Instructions to follow »
Copy out the listing that follows exactly, dropping every picture.

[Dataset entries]
▬▬▬
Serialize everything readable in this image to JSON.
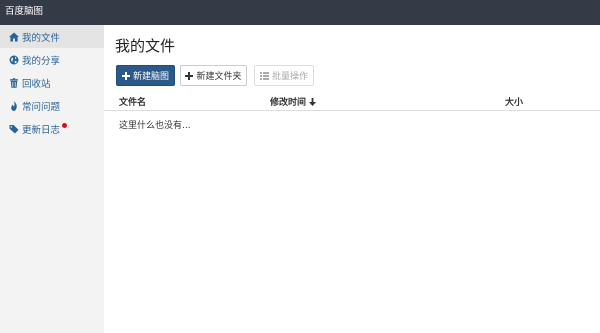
{
  "app": {
    "title": "百度脑图"
  },
  "sidebar": {
    "items": [
      {
        "label": "我的文件",
        "icon": "home-icon",
        "active": true
      },
      {
        "label": "我的分享",
        "icon": "globe-icon",
        "active": false
      },
      {
        "label": "回收站",
        "icon": "trash-icon",
        "active": false
      },
      {
        "label": "常问问题",
        "icon": "fire-icon",
        "active": false
      },
      {
        "label": "更新日志",
        "icon": "tags-icon",
        "active": false,
        "badge": "red-dot"
      }
    ]
  },
  "main": {
    "title": "我的文件",
    "buttons": {
      "new_mindmap": "新建脑图",
      "new_folder": "新建文件夹",
      "batch": "批量操作"
    },
    "table": {
      "columns": {
        "name": "文件名",
        "modified": "修改时间",
        "size": "大小"
      },
      "sort": "modified-desc",
      "empty_message": "这里什么也没有..."
    }
  },
  "colors": {
    "topbar": "#343a46",
    "sidebar": "#f3f3f3",
    "link": "#2a6496",
    "primary": "#2b5a8a",
    "badge": "#e01010"
  }
}
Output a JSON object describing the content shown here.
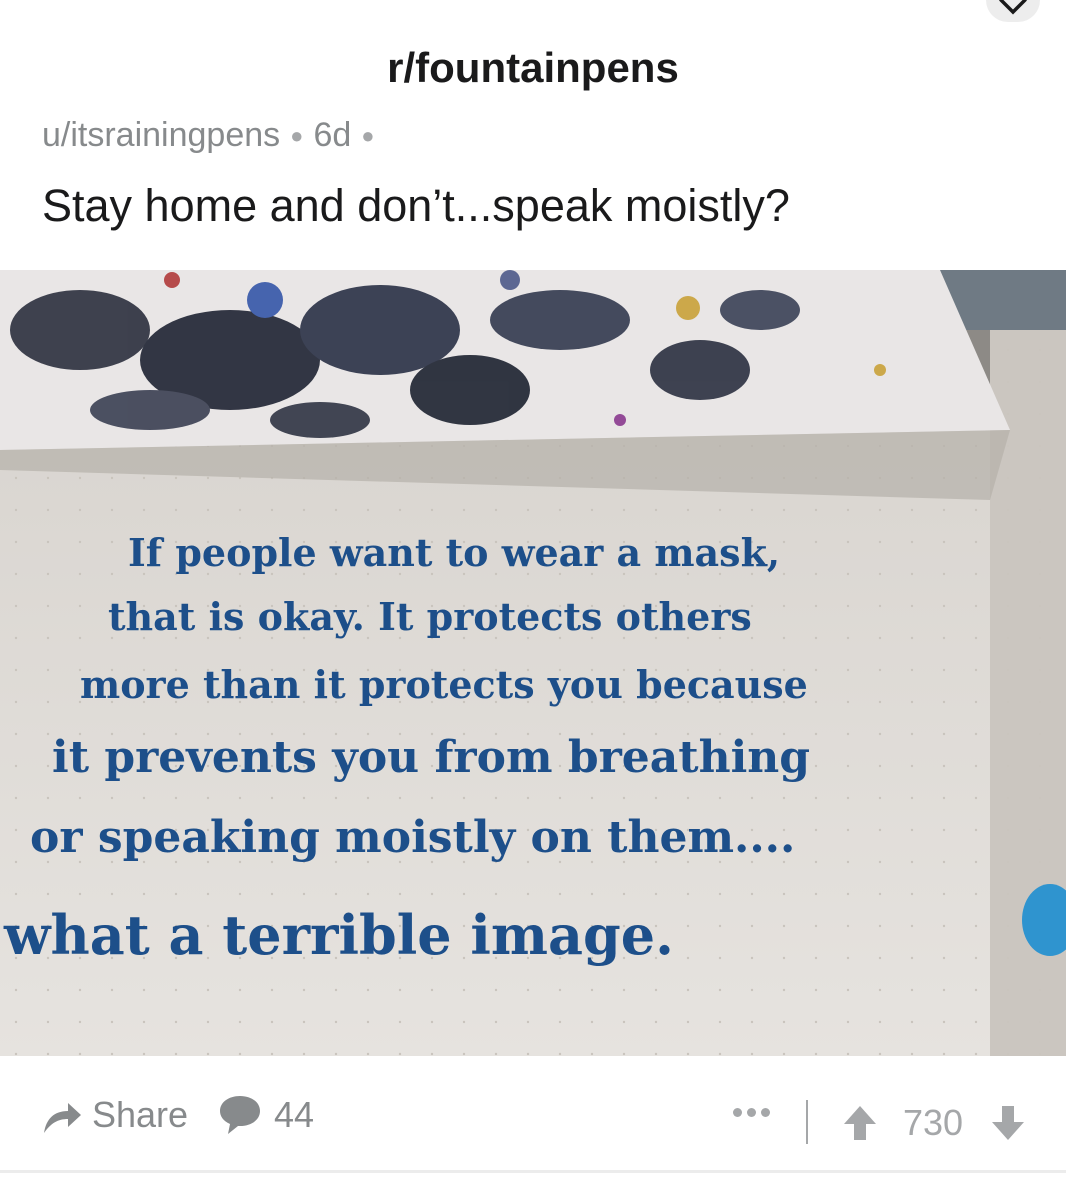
{
  "post": {
    "subreddit": "r/fountainpens",
    "author": "u/itsrainingpens",
    "age": "6d",
    "title": "Stay home and don’t...speak moistly?",
    "image_text_lines": [
      "If people want to wear a mask,",
      "that is okay. It protects others",
      "more than it protects you because",
      "it prevents you from breathing",
      "or speaking moistly on them....",
      "what a terrible image."
    ]
  },
  "actions": {
    "share_label": "Share",
    "comment_count": "44",
    "score": "730"
  },
  "icons": {
    "close": "close-icon",
    "share": "share-arrow-icon",
    "comment": "comment-bubble-icon",
    "more": "more-dots-icon",
    "upvote": "upvote-arrow-icon",
    "downvote": "downvote-arrow-icon"
  },
  "colors": {
    "ink": "#1d4f8a",
    "meta_gray": "#878a8c",
    "text": "#1a1a1b"
  }
}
▬▬▬
Written reply »
Serialize everything readable in this image to JSON.
{
  "app": {
    "title": "百度脑图"
  },
  "sidebar": {
    "items": [
      {
        "label": "我的文件",
        "icon": "home-icon",
        "active": true
      },
      {
        "label": "我的分享",
        "icon": "globe-icon",
        "active": false
      },
      {
        "label": "回收站",
        "icon": "trash-icon",
        "active": false
      },
      {
        "label": "常问问题",
        "icon": "fire-icon",
        "active": false
      },
      {
        "label": "更新日志",
        "icon": "tags-icon",
        "active": false,
        "badge": "red-dot"
      }
    ]
  },
  "main": {
    "title": "我的文件",
    "buttons": {
      "new_mindmap": "新建脑图",
      "new_folder": "新建文件夹",
      "batch": "批量操作"
    },
    "table": {
      "columns": {
        "name": "文件名",
        "modified": "修改时间",
        "size": "大小"
      },
      "sort": "modified-desc",
      "empty_message": "这里什么也没有..."
    }
  },
  "colors": {
    "topbar": "#343a46",
    "sidebar": "#f3f3f3",
    "link": "#2a6496",
    "primary": "#2b5a8a",
    "badge": "#e01010"
  }
}
Output a JSON object describing the content shown here.
{
  "post": {
    "subreddit": "r/fountainpens",
    "author": "u/itsrainingpens",
    "age": "6d",
    "title": "Stay home and don’t...speak moistly?",
    "image_text_lines": [
      "If people want to wear a mask,",
      "that is okay. It protects others",
      "more than it protects you because",
      "it prevents you from breathing",
      "or speaking moistly on them....",
      "what a terrible image."
    ]
  },
  "actions": {
    "share_label": "Share",
    "comment_count": "44",
    "score": "730"
  },
  "icons": {
    "close": "close-icon",
    "share": "share-arrow-icon",
    "comment": "comment-bubble-icon",
    "more": "more-dots-icon",
    "upvote": "upvote-arrow-icon",
    "downvote": "downvote-arrow-icon"
  },
  "colors": {
    "ink": "#1d4f8a",
    "meta_gray": "#878a8c",
    "text": "#1a1a1b"
  }
}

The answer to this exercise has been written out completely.